* TEXT UNDER STUDY:

BERT NER Pipeline
Architecture: Input tokens → BERT encoder → token representations (768-dim) → linear layer (768 → num_tags) → (optional) CRF layer → IOB tag predictions CoNLL-2003 F1 progression: CRF (2003): ~89% BiLSTM-CRF (2015): ~91% BERT (2018): ~92.8% RoBERTa (2019): ~93.2% Domain-specific models: BioBERT: biomedical NER SciBERT: scientific text LegalBERT: legal documents FinBERT: financial text Cost: 10-100x more than BiLSTM-CRF
Key insight: For NER, the jump from BiLSTM-CRF to BERT is smaller than the jump from CRF to BiLSTM-CRF. Pre-trained transformers help most when labeled data is scarce — their general language knowledge compensates for limited task-specific examples.
analytics
Evaluation: Entity-Level F1
Why token-level accuracy is misleading for NER
Entity-Level vs Token-Level
Evaluating sequence labeling requires care. Token-level accuracy is misleading because most tokens are O (outside any entity) — a model that tags everything as O gets 80%+ accuracy on typical NER data. The standard metric is entity-level F1: an entity is correct only if both the span boundaries and the entity type match exactly. If the gold standard says "New York City" is B-LOC I-LOC I-LOC, predicting B-LOC I-LOC O is completely wrong at the entity level, even though 2 of 3 tokens are correct. Precision measures what fraction of predicted entities are correct. Recall measures what fraction of gold entities are found. F1 is their harmonic mean. The seqeval library is the standard tool for computing these metrics.
Evaluation Example
Gold: B-PER I-PER O B-LOC I-LOC I-LOC Pred: B-PER I-PER O B-LOC I-LOC O Token accuracy: 5/6 = 83% (misleading) Entity-level evaluation: Gold entities: [Barack Obama/PER], [New York City/LOC] Pred entities: [Barack Obama/PER], [New York/LOC] "Barack Obama" → correct (exact match) "New York City" → wrong (boundary mismatch) Precision: 1/2 = 50% Recall: 1/2 = 50% F1: 50% (much lower than 83%!)

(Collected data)
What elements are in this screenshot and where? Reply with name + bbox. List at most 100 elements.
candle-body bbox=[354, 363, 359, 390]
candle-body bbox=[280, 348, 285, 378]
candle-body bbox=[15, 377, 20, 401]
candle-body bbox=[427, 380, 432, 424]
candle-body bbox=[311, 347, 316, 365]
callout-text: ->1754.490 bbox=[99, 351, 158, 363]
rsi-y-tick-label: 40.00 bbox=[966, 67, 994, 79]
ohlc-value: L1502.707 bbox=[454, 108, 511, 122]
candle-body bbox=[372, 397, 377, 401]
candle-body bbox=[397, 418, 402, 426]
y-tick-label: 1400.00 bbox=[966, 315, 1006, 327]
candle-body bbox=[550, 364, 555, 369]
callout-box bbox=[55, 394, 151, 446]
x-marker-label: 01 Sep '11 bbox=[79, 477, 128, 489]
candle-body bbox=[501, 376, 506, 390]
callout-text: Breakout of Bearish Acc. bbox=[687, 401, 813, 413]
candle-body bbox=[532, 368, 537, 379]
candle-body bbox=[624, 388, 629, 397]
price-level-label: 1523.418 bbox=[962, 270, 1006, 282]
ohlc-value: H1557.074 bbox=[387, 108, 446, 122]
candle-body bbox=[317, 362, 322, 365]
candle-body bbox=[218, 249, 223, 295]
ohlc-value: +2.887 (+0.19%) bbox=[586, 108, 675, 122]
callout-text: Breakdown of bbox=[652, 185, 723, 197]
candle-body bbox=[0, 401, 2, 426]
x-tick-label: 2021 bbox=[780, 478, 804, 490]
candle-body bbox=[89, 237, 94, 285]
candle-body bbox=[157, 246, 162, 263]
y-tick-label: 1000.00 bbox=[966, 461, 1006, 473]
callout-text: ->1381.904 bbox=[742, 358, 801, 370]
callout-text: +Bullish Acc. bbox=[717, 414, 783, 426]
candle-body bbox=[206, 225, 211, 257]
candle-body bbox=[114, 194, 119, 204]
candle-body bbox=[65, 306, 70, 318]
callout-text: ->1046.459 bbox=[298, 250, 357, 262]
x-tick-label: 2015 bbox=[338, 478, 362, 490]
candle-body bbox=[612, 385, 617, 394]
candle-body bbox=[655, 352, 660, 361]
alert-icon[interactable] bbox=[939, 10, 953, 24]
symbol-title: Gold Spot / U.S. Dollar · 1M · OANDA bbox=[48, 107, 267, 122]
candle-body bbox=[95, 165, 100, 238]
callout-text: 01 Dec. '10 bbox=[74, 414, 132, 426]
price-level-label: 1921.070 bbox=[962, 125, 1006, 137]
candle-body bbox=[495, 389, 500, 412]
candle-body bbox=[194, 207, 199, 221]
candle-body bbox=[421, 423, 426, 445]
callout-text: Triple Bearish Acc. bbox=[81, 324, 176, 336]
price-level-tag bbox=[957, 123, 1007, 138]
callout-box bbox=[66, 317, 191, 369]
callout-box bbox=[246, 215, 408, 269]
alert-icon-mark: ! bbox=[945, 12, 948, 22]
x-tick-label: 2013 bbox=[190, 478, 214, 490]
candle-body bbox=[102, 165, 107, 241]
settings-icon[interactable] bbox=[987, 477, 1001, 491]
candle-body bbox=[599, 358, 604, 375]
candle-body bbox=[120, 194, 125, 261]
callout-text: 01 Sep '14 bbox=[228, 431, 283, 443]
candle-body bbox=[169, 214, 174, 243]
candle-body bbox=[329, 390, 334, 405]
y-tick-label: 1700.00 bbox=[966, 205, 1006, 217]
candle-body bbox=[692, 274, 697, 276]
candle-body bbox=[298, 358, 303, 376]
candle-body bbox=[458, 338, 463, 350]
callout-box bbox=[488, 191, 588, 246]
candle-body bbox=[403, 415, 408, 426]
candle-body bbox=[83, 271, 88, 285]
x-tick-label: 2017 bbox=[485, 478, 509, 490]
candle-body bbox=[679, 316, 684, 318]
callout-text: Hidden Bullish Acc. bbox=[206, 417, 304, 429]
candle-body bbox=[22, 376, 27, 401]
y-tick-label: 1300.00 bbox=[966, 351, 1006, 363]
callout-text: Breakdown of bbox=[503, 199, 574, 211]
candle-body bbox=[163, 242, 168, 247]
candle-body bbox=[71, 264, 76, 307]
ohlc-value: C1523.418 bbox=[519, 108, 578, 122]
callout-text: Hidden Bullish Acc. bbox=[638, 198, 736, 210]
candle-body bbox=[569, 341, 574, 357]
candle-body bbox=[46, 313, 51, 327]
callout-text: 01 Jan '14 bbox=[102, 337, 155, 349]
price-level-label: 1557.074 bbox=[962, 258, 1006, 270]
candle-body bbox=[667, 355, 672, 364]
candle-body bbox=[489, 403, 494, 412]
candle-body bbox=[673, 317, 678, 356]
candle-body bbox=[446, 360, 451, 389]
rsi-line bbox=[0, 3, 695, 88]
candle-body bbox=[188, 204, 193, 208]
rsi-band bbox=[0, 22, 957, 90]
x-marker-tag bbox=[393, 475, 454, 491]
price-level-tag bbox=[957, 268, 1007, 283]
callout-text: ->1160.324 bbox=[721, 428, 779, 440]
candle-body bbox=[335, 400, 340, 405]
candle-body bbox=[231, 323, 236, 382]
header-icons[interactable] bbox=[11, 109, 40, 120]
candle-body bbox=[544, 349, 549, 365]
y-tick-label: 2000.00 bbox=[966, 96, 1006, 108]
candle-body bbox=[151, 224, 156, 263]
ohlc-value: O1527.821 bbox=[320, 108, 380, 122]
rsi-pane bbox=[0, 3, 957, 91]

* EXERCISES:
(a) Extract the passage of the NER text from "BERT NER Pipeline" to "limited task-specific examples.".
(b) For each statement, say yes or no according to the NER text and quote the words that decide it: (i) the jump from CRF to BiLSTM-CRF is smaller than the jump from BiLSTM-CRF to BERT; (ii) a model that tags every token as O can reach over 80% accuracy on typical NER data; (iii) recall measures what fraction of predicted entities are correct.
(c) Translate this sentence from the NER text into Spanish: "Pre-trained transformers help most when labeled data is scarce — their general language knowledge compensates for limited task-specific examples."
Work only from the NER text.

* TASK-BY-TASK RESULTS:
(a)
BERT NER Pipeline
Architecture: Input tokens → BERT encoder → token representations (768-dim) → linear layer (768 → num_tags) → (optional) CRF layer → IOB tag predictions CoNLL-2003 F1 progression: CRF (2003): ~89% BiLSTM-CRF (2015): ~91% BERT (2018): ~92.8% RoBERTa (2019): ~93.2% Domain-specific models: BioBERT: biomedical NER SciBERT: scientific text LegalBERT: legal documents FinBERT: financial text Cost: 10-100x more than BiLSTM-CRF
Key insight: For NER, the jump from BiLSTM-CRF to BERT is smaller than the jump from CRF to BiLSTM-CRF. Pre-trained transformers help most when labeled data is scarce — their general language knowledge compensates for limited task-specific examples.

(b)
(i) No: "the jump from BiLSTM-CRF to BERT is smaller than the jump from CRF to BiLSTM-CRF"
(ii) Yes: "a model that tags everything as O gets 80%+ accuracy on typical NER data"
(iii) No: "Recall measures what fraction of gold entities are found."

(c) Los transformers preentrenados ayudan más cuando los datos etiquetados son escasos — su conocimiento general del lenguaje compensa los limitados ejemplos específicos de la tarea.